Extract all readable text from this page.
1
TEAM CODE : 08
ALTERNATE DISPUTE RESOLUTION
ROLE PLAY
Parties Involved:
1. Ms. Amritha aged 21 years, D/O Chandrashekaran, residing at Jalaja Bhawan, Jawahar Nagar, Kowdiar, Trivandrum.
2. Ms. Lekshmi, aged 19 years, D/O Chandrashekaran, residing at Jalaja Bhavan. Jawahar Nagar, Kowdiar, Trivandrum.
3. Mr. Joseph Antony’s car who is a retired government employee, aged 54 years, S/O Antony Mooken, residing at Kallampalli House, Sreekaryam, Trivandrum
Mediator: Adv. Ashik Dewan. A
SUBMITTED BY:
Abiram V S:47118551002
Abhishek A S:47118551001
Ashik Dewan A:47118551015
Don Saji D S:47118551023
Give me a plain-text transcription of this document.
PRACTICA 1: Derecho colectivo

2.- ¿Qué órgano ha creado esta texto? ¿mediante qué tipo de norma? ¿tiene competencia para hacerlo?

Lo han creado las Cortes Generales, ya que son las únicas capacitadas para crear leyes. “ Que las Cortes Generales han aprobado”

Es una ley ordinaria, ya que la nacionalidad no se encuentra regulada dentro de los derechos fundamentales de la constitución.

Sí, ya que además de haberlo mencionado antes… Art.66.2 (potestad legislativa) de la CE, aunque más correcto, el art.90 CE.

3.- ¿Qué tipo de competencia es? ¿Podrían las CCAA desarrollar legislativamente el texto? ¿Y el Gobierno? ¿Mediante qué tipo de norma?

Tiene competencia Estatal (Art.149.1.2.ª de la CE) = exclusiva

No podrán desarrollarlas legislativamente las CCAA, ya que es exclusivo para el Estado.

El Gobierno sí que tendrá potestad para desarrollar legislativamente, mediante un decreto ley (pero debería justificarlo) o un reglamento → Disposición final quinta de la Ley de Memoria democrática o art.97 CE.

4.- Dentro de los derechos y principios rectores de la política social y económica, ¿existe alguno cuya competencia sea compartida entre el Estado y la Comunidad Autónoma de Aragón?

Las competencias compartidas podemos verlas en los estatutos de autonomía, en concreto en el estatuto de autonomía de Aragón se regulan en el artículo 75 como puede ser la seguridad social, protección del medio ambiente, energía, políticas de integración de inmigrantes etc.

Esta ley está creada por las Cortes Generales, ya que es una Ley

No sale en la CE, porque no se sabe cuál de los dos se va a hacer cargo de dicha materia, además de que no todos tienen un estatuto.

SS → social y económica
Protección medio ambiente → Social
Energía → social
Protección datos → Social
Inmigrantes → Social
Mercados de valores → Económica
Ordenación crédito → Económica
----------
> _The request_:
Word for word, write out all of the data above.

> _Answer to this task_:
Extract all readable text from this page.
1
TEAM CODE : 08
ALTERNATE DISPUTE RESOLUTION
ROLE PLAY
Parties Involved:
1. Ms. Amritha aged 21 years, D/O Chandrashekaran, residing at Jalaja Bhawan, Jawahar Nagar, Kowdiar, Trivandrum.
2. Ms. Lekshmi, aged 19 years, D/O Chandrashekaran, residing at Jalaja Bhavan. Jawahar Nagar, Kowdiar, Trivandrum.
3. Mr. Joseph Antony’s car who is a retired government employee, aged 54 years, S/O Antony Mooken, residing at Kallampalli House, Sreekaryam, Trivandrum
Mediator: Adv. Ashik Dewan. A
SUBMITTED BY:
Abiram V S:47118551002
Abhishek A S:47118551001
Ashik Dewan A:47118551015
Don Saji D S:47118551023
Give me a plain-text transcription of this document.
PRACTICA 1: Derecho colectivo

2.- ¿Qué órgano ha creado esta texto? ¿mediante qué tipo de norma? ¿tiene competencia para hacerlo?

Lo han creado las Cortes Generales, ya que son las únicas capacitadas para crear leyes. “ Que las Cortes Generales han aprobado”

Es una ley ordinaria, ya que la nacionalidad no se encuentra regulada dentro de los derechos fundamentales de la constitución.

Sí, ya que además de haberlo mencionado antes… Art.66.2 (potestad legislativa) de la CE, aunque más correcto, el art.90 CE.

3.- ¿Qué tipo de competencia es? ¿Podrían las CCAA desarrollar legislativamente el texto? ¿Y el Gobierno? ¿Mediante qué tipo de norma?

Tiene competencia Estatal (Art.149.1.2.ª de la CE) = exclusiva

No podrán desarrollarlas legislativamente las CCAA, ya que es exclusivo para el Estado.

El Gobierno sí que tendrá potestad para desarrollar legislativamente, mediante un decreto ley (pero debería justificarlo) o un reglamento → Disposición final quinta de la Ley de Memoria democrática o art.97 CE.

4.- Dentro de los derechos y principios rectores de la política social y económica, ¿existe alguno cuya competencia sea compartida entre el Estado y la Comunidad Autónoma de Aragón?

Las competencias compartidas podemos verlas en los estatutos de autonomía, en concreto en el estatuto de autonomía de Aragón se regulan en el artículo 75 como puede ser la seguridad social, protección del medio ambiente, energía, políticas de integración de inmigrantes etc.

Esta ley está creada por las Cortes Generales, ya que es una Ley

No sale en la CE, porque no se sabe cuál de los dos se va a hacer cargo de dicha materia, además de que no todos tienen un estatuto.

SS → social y económica
Protección medio ambiente → Social
Energía → social
Protección datos → Social
Inmigrantes → Social
Mercados de valores → Económica
Ordenación crédito → Económica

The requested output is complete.